Task statement: Which lines include the word "Registry"? Copy each of them.

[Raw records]

+++

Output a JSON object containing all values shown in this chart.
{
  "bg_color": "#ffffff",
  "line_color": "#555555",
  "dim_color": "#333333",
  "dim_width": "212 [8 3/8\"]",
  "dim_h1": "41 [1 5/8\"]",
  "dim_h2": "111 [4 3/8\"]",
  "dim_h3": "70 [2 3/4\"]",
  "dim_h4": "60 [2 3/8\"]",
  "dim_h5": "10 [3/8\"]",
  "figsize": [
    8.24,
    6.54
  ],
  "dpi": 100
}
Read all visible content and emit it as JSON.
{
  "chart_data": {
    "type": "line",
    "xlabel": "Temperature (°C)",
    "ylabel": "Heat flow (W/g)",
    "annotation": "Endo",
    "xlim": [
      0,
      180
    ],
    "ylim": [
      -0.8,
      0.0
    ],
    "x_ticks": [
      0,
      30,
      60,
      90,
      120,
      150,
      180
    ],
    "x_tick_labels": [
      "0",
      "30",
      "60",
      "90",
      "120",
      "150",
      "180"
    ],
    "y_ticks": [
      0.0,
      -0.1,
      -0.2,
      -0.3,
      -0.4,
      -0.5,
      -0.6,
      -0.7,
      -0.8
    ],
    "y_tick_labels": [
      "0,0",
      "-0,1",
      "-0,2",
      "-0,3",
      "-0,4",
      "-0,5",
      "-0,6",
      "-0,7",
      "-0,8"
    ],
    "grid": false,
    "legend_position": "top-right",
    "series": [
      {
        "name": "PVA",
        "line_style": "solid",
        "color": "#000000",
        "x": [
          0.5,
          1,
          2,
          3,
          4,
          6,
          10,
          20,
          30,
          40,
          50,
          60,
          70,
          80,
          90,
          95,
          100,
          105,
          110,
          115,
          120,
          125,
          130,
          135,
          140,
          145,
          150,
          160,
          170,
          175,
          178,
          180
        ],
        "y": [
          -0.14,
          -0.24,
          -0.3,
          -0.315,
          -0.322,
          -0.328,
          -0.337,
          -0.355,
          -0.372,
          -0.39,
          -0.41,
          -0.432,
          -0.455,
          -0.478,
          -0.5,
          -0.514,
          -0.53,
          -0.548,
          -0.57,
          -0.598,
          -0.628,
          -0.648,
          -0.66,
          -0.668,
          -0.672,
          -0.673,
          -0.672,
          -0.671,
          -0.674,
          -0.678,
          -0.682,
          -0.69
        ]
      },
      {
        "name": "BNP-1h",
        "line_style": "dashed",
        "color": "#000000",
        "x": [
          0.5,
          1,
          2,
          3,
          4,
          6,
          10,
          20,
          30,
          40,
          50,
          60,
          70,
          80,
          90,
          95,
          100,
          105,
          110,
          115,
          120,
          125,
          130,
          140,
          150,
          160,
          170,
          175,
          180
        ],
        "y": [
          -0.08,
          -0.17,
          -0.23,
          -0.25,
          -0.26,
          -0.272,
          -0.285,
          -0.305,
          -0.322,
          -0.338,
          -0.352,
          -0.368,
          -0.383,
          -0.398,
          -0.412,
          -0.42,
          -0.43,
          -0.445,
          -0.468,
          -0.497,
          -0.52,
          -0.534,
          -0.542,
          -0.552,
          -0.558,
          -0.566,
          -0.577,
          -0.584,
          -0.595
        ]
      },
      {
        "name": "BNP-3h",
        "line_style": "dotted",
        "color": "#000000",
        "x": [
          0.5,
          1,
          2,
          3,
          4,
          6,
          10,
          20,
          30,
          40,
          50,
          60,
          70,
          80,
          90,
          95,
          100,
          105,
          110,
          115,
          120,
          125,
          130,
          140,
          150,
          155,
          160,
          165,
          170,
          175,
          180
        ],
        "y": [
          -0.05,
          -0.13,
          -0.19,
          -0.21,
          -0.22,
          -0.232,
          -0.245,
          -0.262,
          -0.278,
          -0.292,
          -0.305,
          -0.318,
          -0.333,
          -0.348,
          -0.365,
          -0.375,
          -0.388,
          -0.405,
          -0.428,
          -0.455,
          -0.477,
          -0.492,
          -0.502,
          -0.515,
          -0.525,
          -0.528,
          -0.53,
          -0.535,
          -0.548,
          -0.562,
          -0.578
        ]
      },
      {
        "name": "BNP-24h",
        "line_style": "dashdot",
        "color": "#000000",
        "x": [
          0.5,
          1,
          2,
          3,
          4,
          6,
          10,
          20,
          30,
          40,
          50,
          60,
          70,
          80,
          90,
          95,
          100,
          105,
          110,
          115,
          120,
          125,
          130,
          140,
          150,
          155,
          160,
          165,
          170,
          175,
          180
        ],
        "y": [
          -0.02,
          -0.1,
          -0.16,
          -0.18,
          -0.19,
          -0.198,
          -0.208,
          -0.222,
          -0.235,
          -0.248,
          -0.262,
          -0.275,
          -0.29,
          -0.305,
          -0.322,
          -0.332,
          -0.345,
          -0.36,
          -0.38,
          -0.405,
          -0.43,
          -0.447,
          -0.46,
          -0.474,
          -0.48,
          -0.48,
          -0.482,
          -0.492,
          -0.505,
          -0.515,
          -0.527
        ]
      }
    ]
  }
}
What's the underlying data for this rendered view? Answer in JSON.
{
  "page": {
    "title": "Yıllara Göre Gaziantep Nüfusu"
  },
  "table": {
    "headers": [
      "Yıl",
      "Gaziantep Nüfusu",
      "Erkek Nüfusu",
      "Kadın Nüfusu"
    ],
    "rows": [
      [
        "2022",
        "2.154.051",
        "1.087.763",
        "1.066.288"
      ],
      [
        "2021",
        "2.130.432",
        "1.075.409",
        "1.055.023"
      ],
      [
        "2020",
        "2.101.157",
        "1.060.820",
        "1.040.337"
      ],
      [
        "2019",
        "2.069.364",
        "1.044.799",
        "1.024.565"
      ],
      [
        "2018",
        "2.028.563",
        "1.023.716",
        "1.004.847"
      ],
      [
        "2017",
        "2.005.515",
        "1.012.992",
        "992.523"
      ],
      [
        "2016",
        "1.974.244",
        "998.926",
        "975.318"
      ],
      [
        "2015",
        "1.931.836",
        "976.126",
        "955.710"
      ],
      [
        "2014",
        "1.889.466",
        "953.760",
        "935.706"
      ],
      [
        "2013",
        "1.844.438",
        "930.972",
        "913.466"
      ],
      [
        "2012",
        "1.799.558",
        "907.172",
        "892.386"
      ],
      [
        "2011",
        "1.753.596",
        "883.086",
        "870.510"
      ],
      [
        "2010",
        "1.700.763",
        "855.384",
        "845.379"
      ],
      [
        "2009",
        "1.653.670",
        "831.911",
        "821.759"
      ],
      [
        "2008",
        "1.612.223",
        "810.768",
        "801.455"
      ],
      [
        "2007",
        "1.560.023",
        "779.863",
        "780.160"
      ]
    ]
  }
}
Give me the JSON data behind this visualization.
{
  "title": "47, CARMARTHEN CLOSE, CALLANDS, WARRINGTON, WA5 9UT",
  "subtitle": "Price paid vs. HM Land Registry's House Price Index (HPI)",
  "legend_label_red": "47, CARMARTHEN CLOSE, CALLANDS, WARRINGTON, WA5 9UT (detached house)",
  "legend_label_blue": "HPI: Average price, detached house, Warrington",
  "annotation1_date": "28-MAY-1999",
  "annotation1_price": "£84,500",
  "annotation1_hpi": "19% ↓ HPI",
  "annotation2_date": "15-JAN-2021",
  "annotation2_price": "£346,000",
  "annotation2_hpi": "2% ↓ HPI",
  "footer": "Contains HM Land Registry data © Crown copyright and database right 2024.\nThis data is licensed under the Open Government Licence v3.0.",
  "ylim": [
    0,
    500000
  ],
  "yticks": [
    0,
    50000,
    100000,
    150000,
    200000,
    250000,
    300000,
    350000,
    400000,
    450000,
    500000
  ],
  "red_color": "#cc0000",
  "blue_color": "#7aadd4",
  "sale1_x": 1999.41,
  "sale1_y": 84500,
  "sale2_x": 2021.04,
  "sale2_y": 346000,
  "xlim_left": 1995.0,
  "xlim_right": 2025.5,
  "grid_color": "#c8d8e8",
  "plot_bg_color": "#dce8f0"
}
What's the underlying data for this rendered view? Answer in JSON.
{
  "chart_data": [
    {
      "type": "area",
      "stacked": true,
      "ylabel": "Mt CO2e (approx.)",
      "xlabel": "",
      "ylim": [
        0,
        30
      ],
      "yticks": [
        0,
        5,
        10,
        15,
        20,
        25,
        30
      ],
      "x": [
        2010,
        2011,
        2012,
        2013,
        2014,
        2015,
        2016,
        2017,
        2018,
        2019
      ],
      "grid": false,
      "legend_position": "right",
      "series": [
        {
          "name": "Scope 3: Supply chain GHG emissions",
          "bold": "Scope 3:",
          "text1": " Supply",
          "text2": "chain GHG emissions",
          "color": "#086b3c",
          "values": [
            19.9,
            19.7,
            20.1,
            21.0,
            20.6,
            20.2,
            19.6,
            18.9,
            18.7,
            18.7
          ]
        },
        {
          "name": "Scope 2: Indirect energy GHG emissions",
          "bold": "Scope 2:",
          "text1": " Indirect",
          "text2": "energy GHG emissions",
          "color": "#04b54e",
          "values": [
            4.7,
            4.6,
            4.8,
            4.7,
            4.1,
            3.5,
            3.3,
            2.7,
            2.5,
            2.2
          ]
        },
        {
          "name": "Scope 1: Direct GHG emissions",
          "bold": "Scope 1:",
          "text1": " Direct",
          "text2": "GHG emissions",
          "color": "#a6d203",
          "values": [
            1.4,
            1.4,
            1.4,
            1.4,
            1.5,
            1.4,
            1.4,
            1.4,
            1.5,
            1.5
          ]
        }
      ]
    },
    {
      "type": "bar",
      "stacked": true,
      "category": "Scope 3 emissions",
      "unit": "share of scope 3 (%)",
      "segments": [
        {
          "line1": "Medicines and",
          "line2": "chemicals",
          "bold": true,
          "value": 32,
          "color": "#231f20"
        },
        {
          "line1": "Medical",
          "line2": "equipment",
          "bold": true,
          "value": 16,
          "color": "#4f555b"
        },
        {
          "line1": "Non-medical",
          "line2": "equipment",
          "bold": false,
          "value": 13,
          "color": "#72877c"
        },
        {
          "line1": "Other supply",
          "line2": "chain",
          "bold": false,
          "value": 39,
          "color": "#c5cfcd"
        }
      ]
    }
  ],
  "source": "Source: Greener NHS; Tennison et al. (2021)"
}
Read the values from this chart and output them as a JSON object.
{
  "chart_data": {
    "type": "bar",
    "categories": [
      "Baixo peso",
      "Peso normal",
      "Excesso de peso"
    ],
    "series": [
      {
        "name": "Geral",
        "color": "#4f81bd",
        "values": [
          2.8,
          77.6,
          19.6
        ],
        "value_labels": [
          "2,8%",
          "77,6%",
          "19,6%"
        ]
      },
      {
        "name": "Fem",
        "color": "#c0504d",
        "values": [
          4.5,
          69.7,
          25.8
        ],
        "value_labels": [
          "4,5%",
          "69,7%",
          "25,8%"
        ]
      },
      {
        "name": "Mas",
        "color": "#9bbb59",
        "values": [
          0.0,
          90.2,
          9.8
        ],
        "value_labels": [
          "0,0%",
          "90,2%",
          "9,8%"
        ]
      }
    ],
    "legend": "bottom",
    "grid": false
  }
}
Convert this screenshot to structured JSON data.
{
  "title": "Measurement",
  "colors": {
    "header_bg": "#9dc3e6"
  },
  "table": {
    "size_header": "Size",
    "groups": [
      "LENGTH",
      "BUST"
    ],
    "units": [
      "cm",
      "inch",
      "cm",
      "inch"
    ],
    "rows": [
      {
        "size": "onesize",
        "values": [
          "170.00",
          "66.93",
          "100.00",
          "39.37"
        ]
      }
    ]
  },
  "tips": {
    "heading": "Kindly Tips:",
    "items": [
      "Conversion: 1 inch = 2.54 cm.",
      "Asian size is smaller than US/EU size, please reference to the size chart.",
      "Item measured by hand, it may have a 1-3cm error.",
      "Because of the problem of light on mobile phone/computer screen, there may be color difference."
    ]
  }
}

+++

Solution for this task:
  "subtitle": "Price paid vs. HM Land Registry's House Price Index (HPI)",
  "footer": "Contains HM Land Registry data © Crown copyright and database right 2024.\nThis data is licensed under the Open Government Licence v3.0.",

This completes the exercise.